◆ **RECORDS SUPPLIED**
-- START --

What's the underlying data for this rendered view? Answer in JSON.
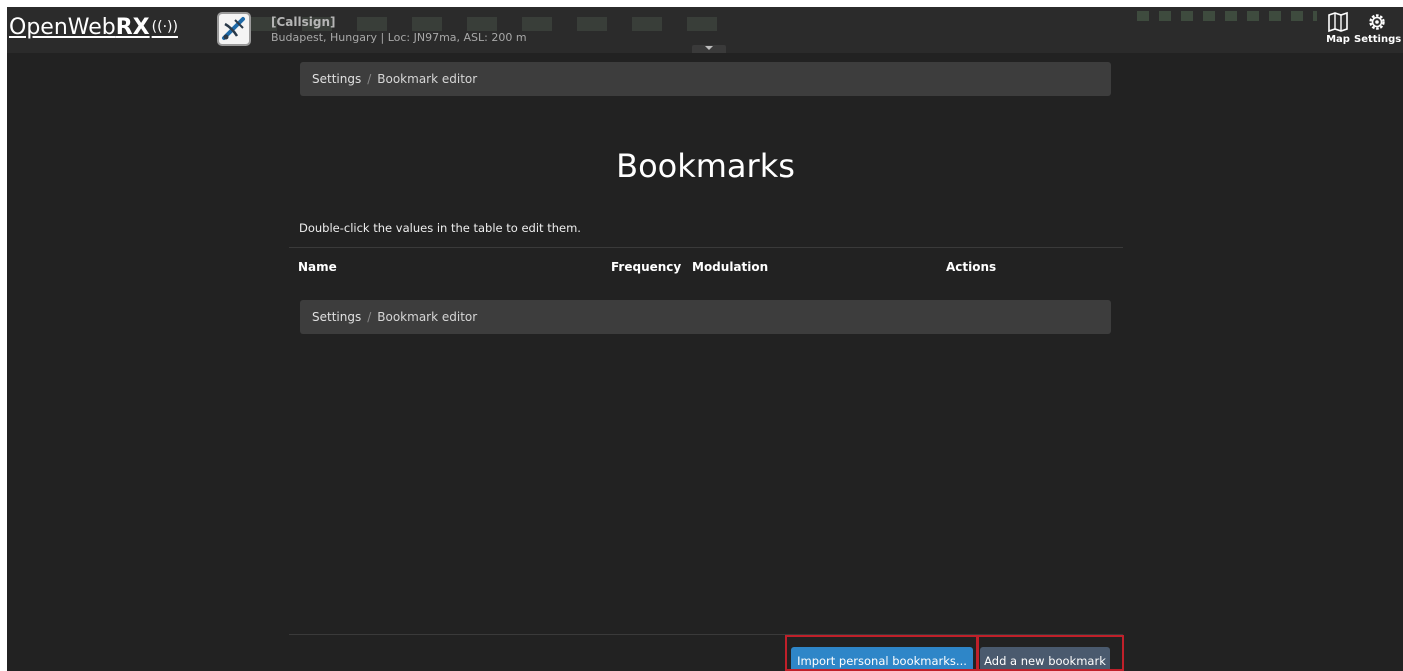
{
  "header": {
    "logo": {
      "prefix": "OpenWeb",
      "bold": "RX",
      "signal": "((·))"
    },
    "receiver": {
      "callsign": "[Callsign]",
      "location": "Budapest, Hungary | Loc: JN97ma, ASL: 200 m"
    },
    "buttons": {
      "map_label": "Map",
      "settings_label": "Settings"
    }
  },
  "breadcrumb": {
    "root": "Settings",
    "separator": "/",
    "current": "Bookmark editor"
  },
  "page": {
    "title": "Bookmarks",
    "hint": "Double-click the values in the table to edit them."
  },
  "table": {
    "columns": [
      "Name",
      "Frequency",
      "Modulation",
      "Actions"
    ]
  },
  "footer": {
    "import_label": "Import personal bookmarks...",
    "add_label": "Add a new bookmark"
  },
  "colors": {
    "background": "#222222",
    "primary_button": "#2e86c8",
    "secondary_button": "#4a5a6e",
    "highlight": "#c0202a"
  }
}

-- END --

◆ **WHAT IS REQUIRED**
From the records above, work out how many lines contain the string "Settings". Give only the number.

◆ **RESULT OF THE EXERCISE**
2